• INFORMATION PROVIDED:

________________________________________

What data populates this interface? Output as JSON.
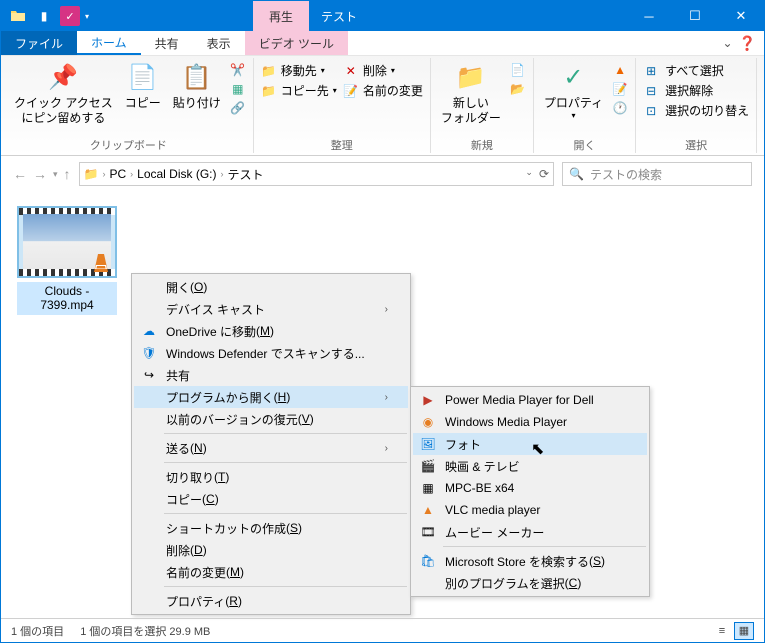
{
  "title": {
    "context_tab": "再生",
    "window": "テスト"
  },
  "tabs": {
    "file": "ファイル",
    "home": "ホーム",
    "share": "共有",
    "view": "表示",
    "video": "ビデオ ツール"
  },
  "ribbon": {
    "pin": {
      "line1": "クイック アクセス",
      "line2": "にピン留めする"
    },
    "copy": "コピー",
    "paste": "貼り付け",
    "clipboard_label": "クリップボード",
    "move_to": "移動先",
    "delete": "削除",
    "copy_to": "コピー先",
    "rename": "名前の変更",
    "organize_label": "整理",
    "new_folder": {
      "line1": "新しい",
      "line2": "フォルダー"
    },
    "new_label": "新規",
    "properties": "プロパティ",
    "open_label": "開く",
    "select_all": "すべて選択",
    "select_none": "選択解除",
    "invert_selection": "選択の切り替え",
    "select_label": "選択"
  },
  "breadcrumbs": {
    "pc": "PC",
    "drive": "Local Disk (G:)",
    "folder": "テスト"
  },
  "search": {
    "placeholder": "テストの検索"
  },
  "file": {
    "name_line1": "Clouds -",
    "name_line2": "7399.mp4"
  },
  "context1": {
    "open": "開く",
    "open_k": "O",
    "cast": "デバイス キャスト",
    "onedrive": "OneDrive に移動",
    "onedrive_k": "M",
    "defender": "Windows Defender でスキャンする...",
    "share": "共有",
    "open_with": "プログラムから開く",
    "open_with_k": "H",
    "restore": "以前のバージョンの復元",
    "restore_k": "V",
    "send_to": "送る",
    "send_to_k": "N",
    "cut": "切り取り",
    "cut_k": "T",
    "copy": "コピー",
    "copy_k": "C",
    "shortcut": "ショートカットの作成",
    "shortcut_k": "S",
    "delete": "削除",
    "delete_k": "D",
    "rename": "名前の変更",
    "rename_k": "M",
    "properties": "プロパティ",
    "properties_k": "R"
  },
  "context2": {
    "pmp": "Power Media Player for Dell",
    "wmp": "Windows Media Player",
    "photo": "フォト",
    "movies_tv": "映画 & テレビ",
    "mpc": "MPC-BE x64",
    "vlc": "VLC media player",
    "movie_maker": "ムービー メーカー",
    "store": "Microsoft Store を検索する",
    "store_k": "S",
    "other": "別のプログラムを選択",
    "other_k": "C"
  },
  "status": {
    "count": "1 個の項目",
    "selected": "1 個の項目を選択 29.9 MB"
  }
}
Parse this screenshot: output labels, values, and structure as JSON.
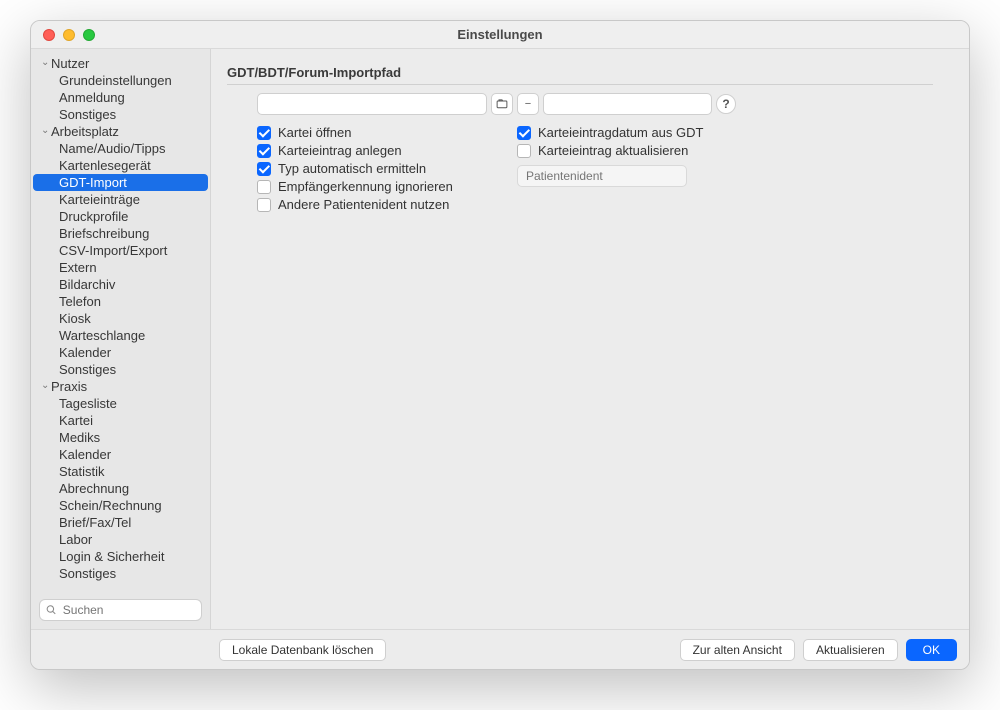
{
  "window": {
    "title": "Einstellungen"
  },
  "sidebar": {
    "search_placeholder": "Suchen",
    "groups": [
      {
        "label": "Nutzer",
        "items": [
          "Grundeinstellungen",
          "Anmeldung",
          "Sonstiges"
        ]
      },
      {
        "label": "Arbeitsplatz",
        "items": [
          "Name/Audio/Tipps",
          "Kartenlesegerät",
          "GDT-Import",
          "Karteieinträge",
          "Druckprofile",
          "Briefschreibung",
          "CSV-Import/Export",
          "Extern",
          "Bildarchiv",
          "Telefon",
          "Kiosk",
          "Warteschlange",
          "Kalender",
          "Sonstiges"
        ]
      },
      {
        "label": "Praxis",
        "items": [
          "Tagesliste",
          "Kartei",
          "Mediks",
          "Kalender",
          "Statistik",
          "Abrechnung",
          "Schein/Rechnung",
          "Brief/Fax/Tel",
          "Labor",
          "Login & Sicherheit",
          "Sonstiges"
        ]
      }
    ],
    "selected": "GDT-Import"
  },
  "main": {
    "section_title": "GDT/BDT/Forum-Importpfad",
    "path_value": "",
    "second_value": "",
    "help_label": "?",
    "remove_label": "−",
    "options_left": [
      {
        "label": "Kartei öffnen",
        "checked": true
      },
      {
        "label": "Karteieintrag anlegen",
        "checked": true
      },
      {
        "label": "Typ automatisch ermitteln",
        "checked": true
      },
      {
        "label": "Empfängerkennung ignorieren",
        "checked": false
      },
      {
        "label": "Andere Patientenident nutzen",
        "checked": false
      }
    ],
    "options_right": [
      {
        "label": "Karteieintragdatum aus GDT",
        "checked": true
      },
      {
        "label": "Karteieintrag aktualisieren",
        "checked": false
      }
    ],
    "patient_placeholder": "Patientenident"
  },
  "footer": {
    "delete_db": "Lokale Datenbank löschen",
    "old_view": "Zur alten Ansicht",
    "refresh": "Aktualisieren",
    "ok": "OK"
  }
}
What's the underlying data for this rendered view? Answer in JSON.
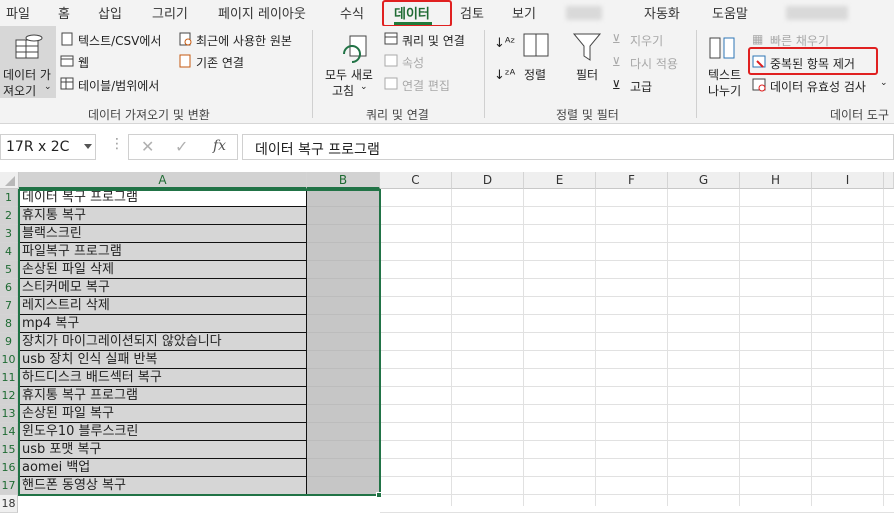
{
  "tabs": [
    "파일",
    "홈",
    "삽입",
    "그리기",
    "페이지 레이아웃",
    "수식",
    "데이터",
    "검토",
    "보기",
    "자동화",
    "도움말"
  ],
  "ribbon": {
    "get_data": {
      "line1": "데이터 가",
      "line2": "져오기"
    },
    "text_csv": "텍스트/CSV에서",
    "web": "웹",
    "table_range": "테이블/범위에서",
    "recent_sources": "최근에 사용한 원본",
    "existing_conn": "기존 연결",
    "group1_label": "데이터 가져오기 및 변환",
    "refresh_all": {
      "line1": "모두 새로",
      "line2": "고침"
    },
    "queries_conn": "쿼리 및 연결",
    "properties": "속성",
    "edit_links": "연결 편집",
    "group2_label": "쿼리 및 연결",
    "sort_label": "정렬",
    "filter_label": "필터",
    "clear": "지우기",
    "reapply": "다시 적용",
    "advanced": "고급",
    "group3_label": "정렬 및 필터",
    "text_to_cols": {
      "line1": "텍스트",
      "line2": "나누기"
    },
    "flash_fill": "빠른 채우기",
    "remove_dup": "중복된 항목 제거",
    "data_validation": "데이터 유효성 검사",
    "group4_label": "데이터 도구"
  },
  "formula_bar": {
    "name_box": "17R x 2C",
    "fx": "fx",
    "content": "데이터 복구 프로그램"
  },
  "columns": [
    "A",
    "B",
    "C",
    "D",
    "E",
    "F",
    "G",
    "H",
    "I"
  ],
  "rows": [
    {
      "num": "1",
      "a": "데이터 복구 프로그램"
    },
    {
      "num": "2",
      "a": "휴지통 복구"
    },
    {
      "num": "3",
      "a": "블랙스크린"
    },
    {
      "num": "4",
      "a": "파일복구 프로그램"
    },
    {
      "num": "5",
      "a": "손상된 파일 삭제"
    },
    {
      "num": "6",
      "a": "스티커메모 복구"
    },
    {
      "num": "7",
      "a": "레지스트리 삭제"
    },
    {
      "num": "8",
      "a": "mp4 복구"
    },
    {
      "num": "9",
      "a": "장치가 마이그레이션되지 않았습니다"
    },
    {
      "num": "10",
      "a": "usb 장치 인식 실패 반복"
    },
    {
      "num": "11",
      "a": "하드디스크 배드섹터 복구"
    },
    {
      "num": "12",
      "a": "휴지통 복구 프로그램"
    },
    {
      "num": "13",
      "a": "손상된 파일 복구"
    },
    {
      "num": "14",
      "a": "윈도우10 블루스크린"
    },
    {
      "num": "15",
      "a": "usb 포맷 복구"
    },
    {
      "num": "16",
      "a": "aomei 백업"
    },
    {
      "num": "17",
      "a": "핸드폰 동영상 복구"
    },
    {
      "num": "18",
      "a": ""
    }
  ]
}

________________________________________

• WRITTEN TASK: Without including any picture, repeat the data exactly.

• OUTPUT OF THE EXERCISE:
What data populates this interface? Output as JSON.
{
  "title": {
    "context_tab": "再生",
    "window": "テスト"
  },
  "tabs": {
    "file": "ファイル",
    "home": "ホーム",
    "share": "共有",
    "view": "表示",
    "video": "ビデオ ツール"
  },
  "ribbon": {
    "pin": {
      "line1": "クイック アクセス",
      "line2": "にピン留めする"
    },
    "copy": "コピー",
    "paste": "貼り付け",
    "clipboard_label": "クリップボード",
    "move_to": "移動先",
    "delete": "削除",
    "copy_to": "コピー先",
    "rename": "名前の変更",
    "organize_label": "整理",
    "new_folder": {
      "line1": "新しい",
      "line2": "フォルダー"
    },
    "new_label": "新規",
    "properties": "プロパティ",
    "open_label": "開く",
    "select_all": "すべて選択",
    "select_none": "選択解除",
    "invert_selection": "選択の切り替え",
    "select_label": "選択"
  },
  "breadcrumbs": {
    "pc": "PC",
    "drive": "Local Disk (G:)",
    "folder": "テスト"
  },
  "search": {
    "placeholder": "テストの検索"
  },
  "file": {
    "name_line1": "Clouds -",
    "name_line2": "7399.mp4"
  },
  "context1": {
    "open": "開く",
    "open_k": "O",
    "cast": "デバイス キャスト",
    "onedrive": "OneDrive に移動",
    "onedrive_k": "M",
    "defender": "Windows Defender でスキャンする...",
    "share": "共有",
    "open_with": "プログラムから開く",
    "open_with_k": "H",
    "restore": "以前のバージョンの復元",
    "restore_k": "V",
    "send_to": "送る",
    "send_to_k": "N",
    "cut": "切り取り",
    "cut_k": "T",
    "copy": "コピー",
    "copy_k": "C",
    "shortcut": "ショートカットの作成",
    "shortcut_k": "S",
    "delete": "削除",
    "delete_k": "D",
    "rename": "名前の変更",
    "rename_k": "M",
    "properties": "プロパティ",
    "properties_k": "R"
  },
  "context2": {
    "pmp": "Power Media Player for Dell",
    "wmp": "Windows Media Player",
    "photo": "フォト",
    "movies_tv": "映画 & テレビ",
    "mpc": "MPC-BE x64",
    "vlc": "VLC media player",
    "movie_maker": "ムービー メーカー",
    "store": "Microsoft Store を検索する",
    "store_k": "S",
    "other": "別のプログラムを選択",
    "other_k": "C"
  },
  "status": {
    "count": "1 個の項目",
    "selected": "1 個の項目を選択 29.9 MB"
  }
}
Parse this screenshot: output labels, values, and structure as JSON.
{
  "window": {
    "title": "Einstellungen"
  },
  "sidebar": {
    "search_placeholder": "Suchen",
    "groups": [
      {
        "label": "Nutzer",
        "items": [
          "Grundeinstellungen",
          "Anmeldung",
          "Sonstiges"
        ]
      },
      {
        "label": "Arbeitsplatz",
        "items": [
          "Name/Audio/Tipps",
          "Kartenlesegerät",
          "GDT-Import",
          "Karteieinträge",
          "Druckprofile",
          "Briefschreibung",
          "CSV-Import/Export",
          "Extern",
          "Bildarchiv",
          "Telefon",
          "Kiosk",
          "Warteschlange",
          "Kalender",
          "Sonstiges"
        ]
      },
      {
        "label": "Praxis",
        "items": [
          "Tagesliste",
          "Kartei",
          "Mediks",
          "Kalender",
          "Statistik",
          "Abrechnung",
          "Schein/Rechnung",
          "Brief/Fax/Tel",
          "Labor",
          "Login & Sicherheit",
          "Sonstiges"
        ]
      }
    ],
    "selected": "GDT-Import"
  },
  "main": {
    "section_title": "GDT/BDT/Forum-Importpfad",
    "path_value": "",
    "second_value": "",
    "help_label": "?",
    "remove_label": "−",
    "options_left": [
      {
        "label": "Kartei öffnen",
        "checked": true
      },
      {
        "label": "Karteieintrag anlegen",
        "checked": true
      },
      {
        "label": "Typ automatisch ermitteln",
        "checked": true
      },
      {
        "label": "Empfängerkennung ignorieren",
        "checked": false
      },
      {
        "label": "Andere Patientenident nutzen",
        "checked": false
      }
    ],
    "options_right": [
      {
        "label": "Karteieintragdatum aus GDT",
        "checked": true
      },
      {
        "label": "Karteieintrag aktualisieren",
        "checked": false
      }
    ],
    "patient_placeholder": "Patientenident"
  },
  "footer": {
    "delete_db": "Lokale Datenbank löschen",
    "old_view": "Zur alten Ansicht",
    "refresh": "Aktualisieren",
    "ok": "OK"
  }
}
What's the underlying data for this rendered view? Answer in JSON.
{
  "tabs": [
    "파일",
    "홈",
    "삽입",
    "그리기",
    "페이지 레이아웃",
    "수식",
    "데이터",
    "검토",
    "보기",
    "자동화",
    "도움말"
  ],
  "ribbon": {
    "get_data": {
      "line1": "데이터 가",
      "line2": "져오기"
    },
    "text_csv": "텍스트/CSV에서",
    "web": "웹",
    "table_range": "테이블/범위에서",
    "recent_sources": "최근에 사용한 원본",
    "existing_conn": "기존 연결",
    "group1_label": "데이터 가져오기 및 변환",
    "refresh_all": {
      "line1": "모두 새로",
      "line2": "고침"
    },
    "queries_conn": "쿼리 및 연결",
    "properties": "속성",
    "edit_links": "연결 편집",
    "group2_label": "쿼리 및 연결",
    "sort_label": "정렬",
    "filter_label": "필터",
    "clear": "지우기",
    "reapply": "다시 적용",
    "advanced": "고급",
    "group3_label": "정렬 및 필터",
    "text_to_cols": {
      "line1": "텍스트",
      "line2": "나누기"
    },
    "flash_fill": "빠른 채우기",
    "remove_dup": "중복된 항목 제거",
    "data_validation": "데이터 유효성 검사",
    "group4_label": "데이터 도구"
  },
  "formula_bar": {
    "name_box": "17R x 2C",
    "fx": "fx",
    "content": "데이터 복구 프로그램"
  },
  "columns": [
    "A",
    "B",
    "C",
    "D",
    "E",
    "F",
    "G",
    "H",
    "I"
  ],
  "rows": [
    {
      "num": "1",
      "a": "데이터 복구 프로그램"
    },
    {
      "num": "2",
      "a": "휴지통 복구"
    },
    {
      "num": "3",
      "a": "블랙스크린"
    },
    {
      "num": "4",
      "a": "파일복구 프로그램"
    },
    {
      "num": "5",
      "a": "손상된 파일 삭제"
    },
    {
      "num": "6",
      "a": "스티커메모 복구"
    },
    {
      "num": "7",
      "a": "레지스트리 삭제"
    },
    {
      "num": "8",
      "a": "mp4 복구"
    },
    {
      "num": "9",
      "a": "장치가 마이그레이션되지 않았습니다"
    },
    {
      "num": "10",
      "a": "usb 장치 인식 실패 반복"
    },
    {
      "num": "11",
      "a": "하드디스크 배드섹터 복구"
    },
    {
      "num": "12",
      "a": "휴지통 복구 프로그램"
    },
    {
      "num": "13",
      "a": "손상된 파일 복구"
    },
    {
      "num": "14",
      "a": "윈도우10 블루스크린"
    },
    {
      "num": "15",
      "a": "usb 포맷 복구"
    },
    {
      "num": "16",
      "a": "aomei 백업"
    },
    {
      "num": "17",
      "a": "핸드폰 동영상 복구"
    },
    {
      "num": "18",
      "a": ""
    }
  ]
}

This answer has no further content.